DATA ENTRIES.
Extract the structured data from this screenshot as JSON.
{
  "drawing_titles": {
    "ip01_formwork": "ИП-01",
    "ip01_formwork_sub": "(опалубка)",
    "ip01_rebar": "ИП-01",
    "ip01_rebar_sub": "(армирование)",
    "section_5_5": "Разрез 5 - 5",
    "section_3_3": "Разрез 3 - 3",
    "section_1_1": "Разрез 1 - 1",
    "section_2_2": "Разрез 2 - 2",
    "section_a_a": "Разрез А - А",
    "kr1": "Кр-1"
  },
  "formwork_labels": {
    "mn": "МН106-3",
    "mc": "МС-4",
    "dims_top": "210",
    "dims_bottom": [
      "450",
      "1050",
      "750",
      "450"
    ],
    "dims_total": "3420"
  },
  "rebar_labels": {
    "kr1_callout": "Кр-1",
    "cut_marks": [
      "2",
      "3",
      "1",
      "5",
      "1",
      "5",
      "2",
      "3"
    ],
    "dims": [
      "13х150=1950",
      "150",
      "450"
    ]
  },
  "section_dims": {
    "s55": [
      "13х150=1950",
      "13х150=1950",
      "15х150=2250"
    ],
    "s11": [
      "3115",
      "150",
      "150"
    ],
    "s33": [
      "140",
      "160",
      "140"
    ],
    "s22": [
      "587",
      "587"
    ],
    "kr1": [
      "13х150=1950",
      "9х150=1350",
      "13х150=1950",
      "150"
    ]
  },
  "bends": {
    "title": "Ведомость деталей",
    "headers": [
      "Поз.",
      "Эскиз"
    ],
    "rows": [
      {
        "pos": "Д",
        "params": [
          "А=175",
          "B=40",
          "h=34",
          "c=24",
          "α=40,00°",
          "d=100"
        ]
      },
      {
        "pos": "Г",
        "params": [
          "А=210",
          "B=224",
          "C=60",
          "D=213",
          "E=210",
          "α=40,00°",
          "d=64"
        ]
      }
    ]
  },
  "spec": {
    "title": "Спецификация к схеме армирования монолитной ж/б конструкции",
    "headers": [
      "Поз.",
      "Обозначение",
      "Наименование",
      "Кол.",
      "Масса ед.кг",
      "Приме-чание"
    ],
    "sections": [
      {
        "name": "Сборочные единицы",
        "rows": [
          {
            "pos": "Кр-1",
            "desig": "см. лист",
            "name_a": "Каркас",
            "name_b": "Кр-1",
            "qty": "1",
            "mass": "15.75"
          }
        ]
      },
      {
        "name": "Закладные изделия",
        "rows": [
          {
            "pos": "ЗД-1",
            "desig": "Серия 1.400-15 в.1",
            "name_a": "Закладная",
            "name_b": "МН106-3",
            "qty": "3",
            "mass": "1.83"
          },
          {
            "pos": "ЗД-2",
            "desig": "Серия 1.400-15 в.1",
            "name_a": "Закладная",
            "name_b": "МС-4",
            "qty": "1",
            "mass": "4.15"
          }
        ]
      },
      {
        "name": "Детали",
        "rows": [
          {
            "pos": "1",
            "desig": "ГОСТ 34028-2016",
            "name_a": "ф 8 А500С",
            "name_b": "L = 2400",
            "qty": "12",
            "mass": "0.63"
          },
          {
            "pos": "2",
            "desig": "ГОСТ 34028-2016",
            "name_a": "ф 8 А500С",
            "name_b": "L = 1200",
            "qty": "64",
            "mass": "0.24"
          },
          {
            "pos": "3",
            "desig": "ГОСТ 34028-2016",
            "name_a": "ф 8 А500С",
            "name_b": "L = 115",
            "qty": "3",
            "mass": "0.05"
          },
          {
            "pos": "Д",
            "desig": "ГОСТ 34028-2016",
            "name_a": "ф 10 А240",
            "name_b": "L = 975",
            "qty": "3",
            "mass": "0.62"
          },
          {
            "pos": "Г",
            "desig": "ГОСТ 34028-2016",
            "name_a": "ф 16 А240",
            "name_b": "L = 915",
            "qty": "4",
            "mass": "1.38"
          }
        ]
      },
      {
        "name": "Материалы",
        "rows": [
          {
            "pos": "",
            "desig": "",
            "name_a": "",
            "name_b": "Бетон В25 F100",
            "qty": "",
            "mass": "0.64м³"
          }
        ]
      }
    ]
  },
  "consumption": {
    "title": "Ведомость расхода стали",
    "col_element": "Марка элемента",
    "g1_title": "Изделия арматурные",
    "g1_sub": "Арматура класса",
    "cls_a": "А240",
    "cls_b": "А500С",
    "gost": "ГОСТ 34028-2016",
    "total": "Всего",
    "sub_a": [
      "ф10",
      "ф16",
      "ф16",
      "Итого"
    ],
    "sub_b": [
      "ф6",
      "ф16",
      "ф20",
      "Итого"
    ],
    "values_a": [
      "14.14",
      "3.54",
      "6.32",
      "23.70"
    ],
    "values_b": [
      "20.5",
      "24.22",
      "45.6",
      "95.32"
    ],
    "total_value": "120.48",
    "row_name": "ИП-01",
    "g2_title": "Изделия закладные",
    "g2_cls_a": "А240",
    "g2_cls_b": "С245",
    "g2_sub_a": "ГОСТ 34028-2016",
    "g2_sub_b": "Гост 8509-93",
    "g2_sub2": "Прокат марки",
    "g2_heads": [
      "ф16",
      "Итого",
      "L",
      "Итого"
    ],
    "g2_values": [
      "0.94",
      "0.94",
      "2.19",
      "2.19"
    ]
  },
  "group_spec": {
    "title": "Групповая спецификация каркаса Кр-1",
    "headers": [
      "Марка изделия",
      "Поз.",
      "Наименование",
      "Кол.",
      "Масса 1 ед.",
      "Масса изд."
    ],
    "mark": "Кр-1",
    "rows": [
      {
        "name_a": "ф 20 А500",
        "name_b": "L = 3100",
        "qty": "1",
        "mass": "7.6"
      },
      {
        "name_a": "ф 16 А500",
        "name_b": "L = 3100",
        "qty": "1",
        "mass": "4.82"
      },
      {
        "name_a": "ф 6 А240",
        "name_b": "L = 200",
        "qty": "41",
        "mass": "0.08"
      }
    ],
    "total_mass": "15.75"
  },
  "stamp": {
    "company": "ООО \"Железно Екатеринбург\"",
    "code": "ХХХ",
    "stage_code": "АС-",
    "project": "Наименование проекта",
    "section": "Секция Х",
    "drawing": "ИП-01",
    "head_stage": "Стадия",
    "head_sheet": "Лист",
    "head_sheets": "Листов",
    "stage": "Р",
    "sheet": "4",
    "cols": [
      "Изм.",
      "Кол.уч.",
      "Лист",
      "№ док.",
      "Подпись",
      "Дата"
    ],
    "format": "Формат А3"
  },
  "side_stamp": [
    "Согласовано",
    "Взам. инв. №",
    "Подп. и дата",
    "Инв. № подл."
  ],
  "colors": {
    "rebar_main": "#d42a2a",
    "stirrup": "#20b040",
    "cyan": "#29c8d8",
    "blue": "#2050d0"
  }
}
--
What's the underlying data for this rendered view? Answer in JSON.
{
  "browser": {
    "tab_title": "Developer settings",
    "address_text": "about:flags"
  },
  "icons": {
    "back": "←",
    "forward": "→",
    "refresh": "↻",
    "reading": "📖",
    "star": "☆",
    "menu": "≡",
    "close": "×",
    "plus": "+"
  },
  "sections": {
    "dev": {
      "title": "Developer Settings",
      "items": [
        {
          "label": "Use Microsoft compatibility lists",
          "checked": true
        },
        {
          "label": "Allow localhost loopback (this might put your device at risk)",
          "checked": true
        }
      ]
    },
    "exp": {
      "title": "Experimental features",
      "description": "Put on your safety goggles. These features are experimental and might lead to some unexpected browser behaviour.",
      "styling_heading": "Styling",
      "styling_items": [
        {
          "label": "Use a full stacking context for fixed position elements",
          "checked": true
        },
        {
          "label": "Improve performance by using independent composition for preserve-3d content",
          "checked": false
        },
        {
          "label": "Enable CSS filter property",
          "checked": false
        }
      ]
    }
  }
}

REQUEST.
Reproduce every line of the listing above in which the string "this" appears.

FINISHED TASK.
Extract the structured data from this screenshot as JSON.
What's the underlying data for this rendered view? Answer in JSON.
          "label": "Allow localhost loopback (this might put your device at risk)",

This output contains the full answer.